## Input data
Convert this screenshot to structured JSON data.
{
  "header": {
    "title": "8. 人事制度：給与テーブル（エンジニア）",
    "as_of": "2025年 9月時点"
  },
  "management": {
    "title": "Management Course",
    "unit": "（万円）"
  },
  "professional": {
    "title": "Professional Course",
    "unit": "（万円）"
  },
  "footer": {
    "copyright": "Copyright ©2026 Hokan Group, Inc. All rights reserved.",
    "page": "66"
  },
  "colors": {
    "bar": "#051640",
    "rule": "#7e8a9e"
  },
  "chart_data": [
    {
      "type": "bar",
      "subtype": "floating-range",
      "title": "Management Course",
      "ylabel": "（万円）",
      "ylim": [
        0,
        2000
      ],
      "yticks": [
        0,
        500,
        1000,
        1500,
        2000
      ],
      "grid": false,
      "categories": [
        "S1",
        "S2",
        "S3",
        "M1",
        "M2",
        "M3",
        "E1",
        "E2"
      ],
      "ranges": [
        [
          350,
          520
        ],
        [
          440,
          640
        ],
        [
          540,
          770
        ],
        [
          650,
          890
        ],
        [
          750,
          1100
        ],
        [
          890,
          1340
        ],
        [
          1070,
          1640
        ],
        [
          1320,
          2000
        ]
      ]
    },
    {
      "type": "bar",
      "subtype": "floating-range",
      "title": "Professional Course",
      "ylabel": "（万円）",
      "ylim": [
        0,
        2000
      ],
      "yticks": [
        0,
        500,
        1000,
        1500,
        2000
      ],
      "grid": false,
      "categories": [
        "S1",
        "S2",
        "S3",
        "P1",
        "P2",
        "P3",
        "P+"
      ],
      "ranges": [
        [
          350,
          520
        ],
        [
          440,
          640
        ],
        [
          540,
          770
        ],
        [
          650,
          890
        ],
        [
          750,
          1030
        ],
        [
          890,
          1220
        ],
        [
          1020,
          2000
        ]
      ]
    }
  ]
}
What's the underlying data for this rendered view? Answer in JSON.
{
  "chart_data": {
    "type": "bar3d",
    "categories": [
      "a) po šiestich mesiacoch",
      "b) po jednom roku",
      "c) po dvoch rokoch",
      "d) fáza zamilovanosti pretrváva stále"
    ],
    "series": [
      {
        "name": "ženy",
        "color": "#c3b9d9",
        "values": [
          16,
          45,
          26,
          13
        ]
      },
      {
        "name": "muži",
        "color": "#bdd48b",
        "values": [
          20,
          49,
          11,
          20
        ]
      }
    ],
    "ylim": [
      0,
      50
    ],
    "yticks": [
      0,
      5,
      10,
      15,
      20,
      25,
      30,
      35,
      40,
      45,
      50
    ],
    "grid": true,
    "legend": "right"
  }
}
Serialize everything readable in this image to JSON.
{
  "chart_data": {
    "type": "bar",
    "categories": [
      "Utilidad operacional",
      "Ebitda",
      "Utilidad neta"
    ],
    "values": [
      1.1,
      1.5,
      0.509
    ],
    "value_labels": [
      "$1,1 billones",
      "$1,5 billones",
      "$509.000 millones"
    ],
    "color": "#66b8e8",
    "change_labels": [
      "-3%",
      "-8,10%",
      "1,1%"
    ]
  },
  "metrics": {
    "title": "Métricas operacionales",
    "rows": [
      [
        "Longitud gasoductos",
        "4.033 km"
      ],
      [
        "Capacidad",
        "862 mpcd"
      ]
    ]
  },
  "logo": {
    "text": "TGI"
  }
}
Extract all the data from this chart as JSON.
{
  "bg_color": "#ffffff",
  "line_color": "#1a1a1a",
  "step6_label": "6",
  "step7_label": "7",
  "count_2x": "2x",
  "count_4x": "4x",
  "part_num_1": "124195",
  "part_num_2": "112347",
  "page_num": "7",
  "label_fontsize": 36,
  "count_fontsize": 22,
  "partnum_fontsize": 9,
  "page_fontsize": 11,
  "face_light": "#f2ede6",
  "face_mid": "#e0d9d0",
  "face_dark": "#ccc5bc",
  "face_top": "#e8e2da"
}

## Given instruction
Extract all of the data above without altering anything.

## Task answer
Convert this screenshot to structured JSON data.
{
  "header": {
    "title": "8. 人事制度：給与テーブル（エンジニア）",
    "as_of": "2025年 9月時点"
  },
  "management": {
    "title": "Management Course",
    "unit": "（万円）"
  },
  "professional": {
    "title": "Professional Course",
    "unit": "（万円）"
  },
  "footer": {
    "copyright": "Copyright ©2026 Hokan Group, Inc. All rights reserved.",
    "page": "66"
  },
  "colors": {
    "bar": "#051640",
    "rule": "#7e8a9e"
  },
  "chart_data": [
    {
      "type": "bar",
      "subtype": "floating-range",
      "title": "Management Course",
      "ylabel": "（万円）",
      "ylim": [
        0,
        2000
      ],
      "yticks": [
        0,
        500,
        1000,
        1500,
        2000
      ],
      "grid": false,
      "categories": [
        "S1",
        "S2",
        "S3",
        "M1",
        "M2",
        "M3",
        "E1",
        "E2"
      ],
      "ranges": [
        [
          350,
          520
        ],
        [
          440,
          640
        ],
        [
          540,
          770
        ],
        [
          650,
          890
        ],
        [
          750,
          1100
        ],
        [
          890,
          1340
        ],
        [
          1070,
          1640
        ],
        [
          1320,
          2000
        ]
      ]
    },
    {
      "type": "bar",
      "subtype": "floating-range",
      "title": "Professional Course",
      "ylabel": "（万円）",
      "ylim": [
        0,
        2000
      ],
      "yticks": [
        0,
        500,
        1000,
        1500,
        2000
      ],
      "grid": false,
      "categories": [
        "S1",
        "S2",
        "S3",
        "P1",
        "P2",
        "P3",
        "P+"
      ],
      "ranges": [
        [
          350,
          520
        ],
        [
          440,
          640
        ],
        [
          540,
          770
        ],
        [
          650,
          890
        ],
        [
          750,
          1030
        ],
        [
          890,
          1220
        ],
        [
          1020,
          2000
        ]
      ]
    }
  ]
}
What's the underlying data for this rendered view? Answer in JSON.
{
  "chart_data": {
    "type": "bar3d",
    "categories": [
      "a) po šiestich mesiacoch",
      "b) po jednom roku",
      "c) po dvoch rokoch",
      "d) fáza zamilovanosti pretrváva stále"
    ],
    "series": [
      {
        "name": "ženy",
        "color": "#c3b9d9",
        "values": [
          16,
          45,
          26,
          13
        ]
      },
      {
        "name": "muži",
        "color": "#bdd48b",
        "values": [
          20,
          49,
          11,
          20
        ]
      }
    ],
    "ylim": [
      0,
      50
    ],
    "yticks": [
      0,
      5,
      10,
      15,
      20,
      25,
      30,
      35,
      40,
      45,
      50
    ],
    "grid": true,
    "legend": "right"
  }
}
Serialize everything readable in this image to JSON.
{
  "chart_data": {
    "type": "bar",
    "categories": [
      "Utilidad operacional",
      "Ebitda",
      "Utilidad neta"
    ],
    "values": [
      1.1,
      1.5,
      0.509
    ],
    "value_labels": [
      "$1,1 billones",
      "$1,5 billones",
      "$509.000 millones"
    ],
    "color": "#66b8e8",
    "change_labels": [
      "-3%",
      "-8,10%",
      "1,1%"
    ]
  },
  "metrics": {
    "title": "Métricas operacionales",
    "rows": [
      [
        "Longitud gasoductos",
        "4.033 km"
      ],
      [
        "Capacidad",
        "862 mpcd"
      ]
    ]
  },
  "logo": {
    "text": "TGI"
  }
}
Extract all the data from this chart as JSON.
{
  "bg_color": "#ffffff",
  "line_color": "#1a1a1a",
  "step6_label": "6",
  "step7_label": "7",
  "count_2x": "2x",
  "count_4x": "4x",
  "part_num_1": "124195",
  "part_num_2": "112347",
  "page_num": "7",
  "label_fontsize": 36,
  "count_fontsize": 22,
  "partnum_fontsize": 9,
  "page_fontsize": 11,
  "face_light": "#f2ede6",
  "face_mid": "#e0d9d0",
  "face_dark": "#ccc5bc",
  "face_top": "#e8e2da"
}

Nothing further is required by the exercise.